• [Problem to work on] Determine how many lines include "right". Give the number and nothing else.

• [Data provided]
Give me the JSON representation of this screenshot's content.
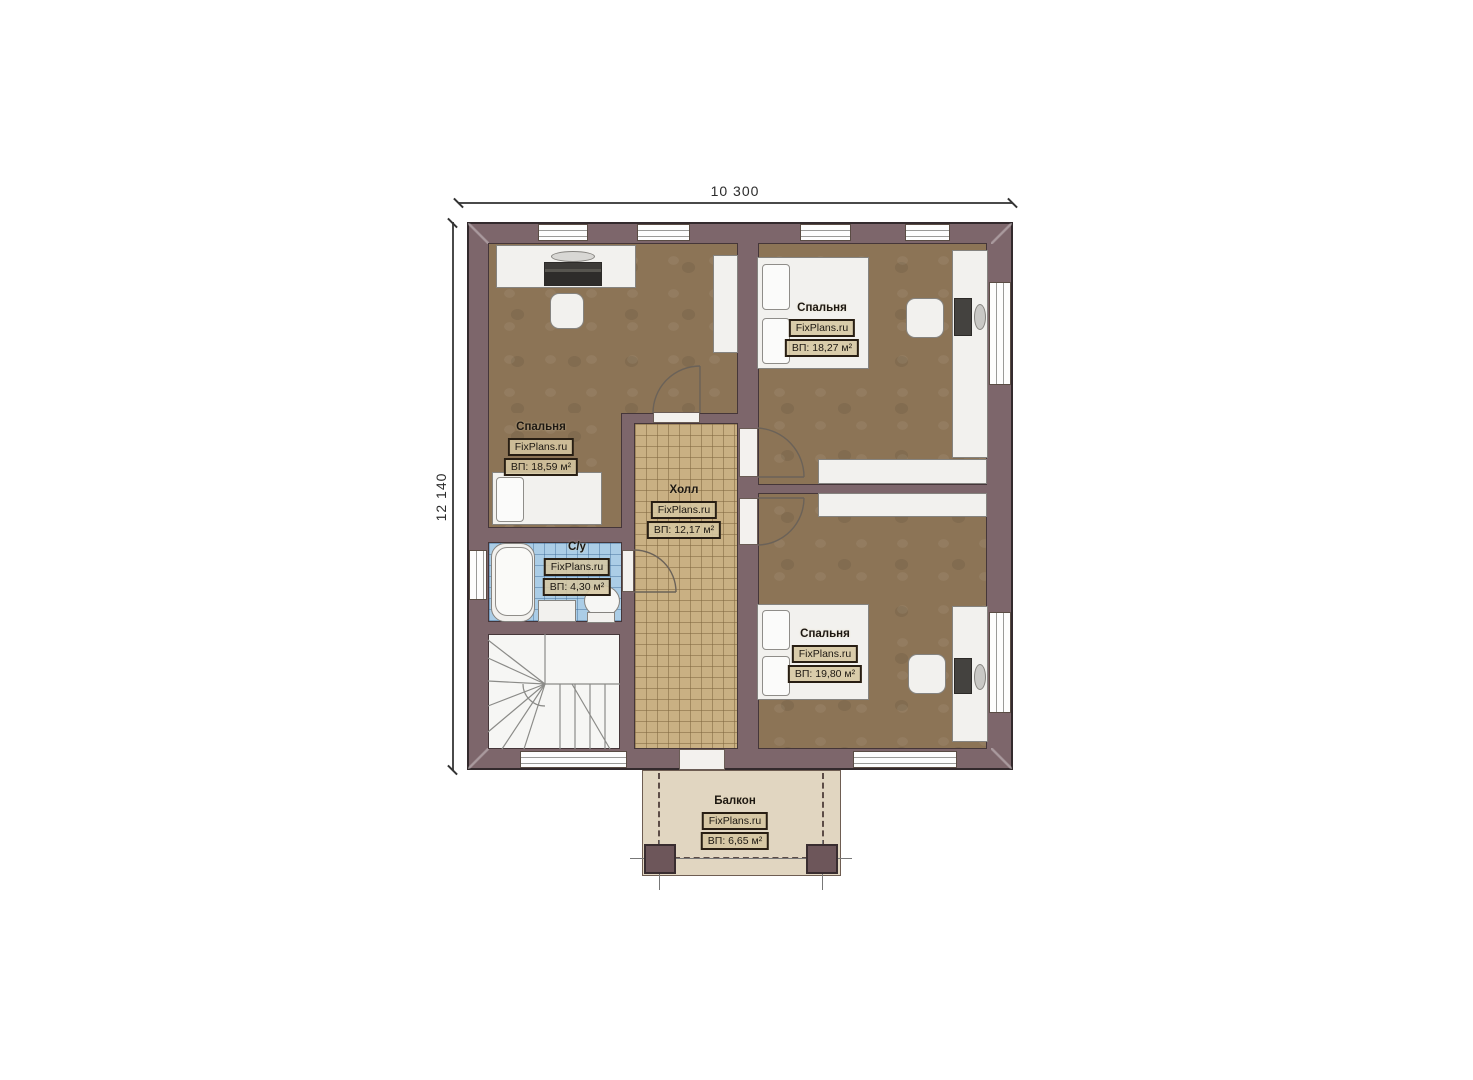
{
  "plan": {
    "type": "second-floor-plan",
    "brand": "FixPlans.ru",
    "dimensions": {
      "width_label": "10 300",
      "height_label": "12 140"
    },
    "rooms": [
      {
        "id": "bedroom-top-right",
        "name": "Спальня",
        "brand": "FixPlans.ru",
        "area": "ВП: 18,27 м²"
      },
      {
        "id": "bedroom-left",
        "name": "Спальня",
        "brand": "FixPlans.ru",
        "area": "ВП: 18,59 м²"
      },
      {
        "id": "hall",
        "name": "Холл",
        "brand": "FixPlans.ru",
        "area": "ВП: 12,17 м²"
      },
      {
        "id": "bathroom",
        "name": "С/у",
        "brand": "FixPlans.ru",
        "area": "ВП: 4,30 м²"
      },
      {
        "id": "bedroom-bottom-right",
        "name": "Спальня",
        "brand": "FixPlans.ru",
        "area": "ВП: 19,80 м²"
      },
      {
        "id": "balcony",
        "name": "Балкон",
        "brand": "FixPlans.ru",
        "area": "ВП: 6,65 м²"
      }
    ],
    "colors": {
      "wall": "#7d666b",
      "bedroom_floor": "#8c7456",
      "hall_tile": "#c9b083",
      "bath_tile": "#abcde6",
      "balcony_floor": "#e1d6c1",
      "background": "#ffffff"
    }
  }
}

• [Task result] 2